Reproduce the listing word for word. Skip any image.

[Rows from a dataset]
* * * * * * * * *

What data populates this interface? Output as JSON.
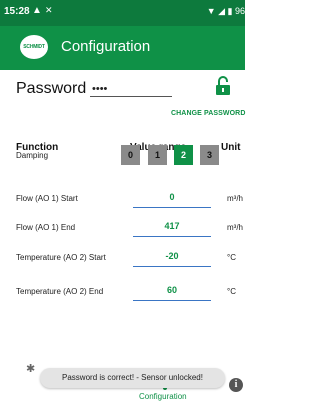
{
  "status_bar": {
    "time": "15:28",
    "right_text": "▼ ◢ ▮ 96"
  },
  "app_bar": {
    "logo_text": "SCHMIDT",
    "title": "Configuration"
  },
  "password": {
    "label": "Password",
    "value": "••••",
    "change_link": "CHANGE PASSWORD"
  },
  "table": {
    "headers": {
      "function": "Function",
      "value_range": "Value range",
      "unit": "Unit"
    },
    "damping": {
      "label": "Damping",
      "options": [
        "0",
        "1",
        "2",
        "3"
      ],
      "selected": "2"
    },
    "rows": [
      {
        "label": "Flow (AO 1) Start",
        "value": "0",
        "unit": "m³/h"
      },
      {
        "label": "Flow (AO 1) End",
        "value": "417",
        "unit": "m³/h"
      },
      {
        "label": "Temperature (AO 2) Start",
        "value": "-20",
        "unit": "°C"
      },
      {
        "label": "Temperature (AO 2) End",
        "value": "60",
        "unit": "°C"
      }
    ]
  },
  "toast": "Password is correct! - Sensor unlocked!",
  "bottom_nav": {
    "active_label": "Configuration",
    "info_glyph": "i"
  },
  "colors": {
    "primary": "#0f9147",
    "status_bar": "#0d7a3d",
    "segment_inactive": "#8a8a8a",
    "field_underline": "#3a75c4"
  }
}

* * * * * * * * *

> **REPLY TO THE TASK**
What data populates this interface? Output as JSON.
{
  "status_bar": {
    "time": "15:28",
    "right_text": "▼ ◢ ▮ 96"
  },
  "app_bar": {
    "logo_text": "SCHMIDT",
    "title": "Configuration"
  },
  "password": {
    "label": "Password",
    "value": "••••",
    "change_link": "CHANGE PASSWORD"
  },
  "table": {
    "headers": {
      "function": "Function",
      "value_range": "Value range",
      "unit": "Unit"
    },
    "damping": {
      "label": "Damping",
      "options": [
        "0",
        "1",
        "2",
        "3"
      ],
      "selected": "2"
    },
    "rows": [
      {
        "label": "Flow (AO 1) Start",
        "value": "0",
        "unit": "m³/h"
      },
      {
        "label": "Flow (AO 1) End",
        "value": "417",
        "unit": "m³/h"
      },
      {
        "label": "Temperature (AO 2) Start",
        "value": "-20",
        "unit": "°C"
      },
      {
        "label": "Temperature (AO 2) End",
        "value": "60",
        "unit": "°C"
      }
    ]
  },
  "toast": "Password is correct! - Sensor unlocked!",
  "bottom_nav": {
    "active_label": "Configuration",
    "info_glyph": "i"
  },
  "colors": {
    "primary": "#0f9147",
    "status_bar": "#0d7a3d",
    "segment_inactive": "#8a8a8a",
    "field_underline": "#3a75c4"
  }
}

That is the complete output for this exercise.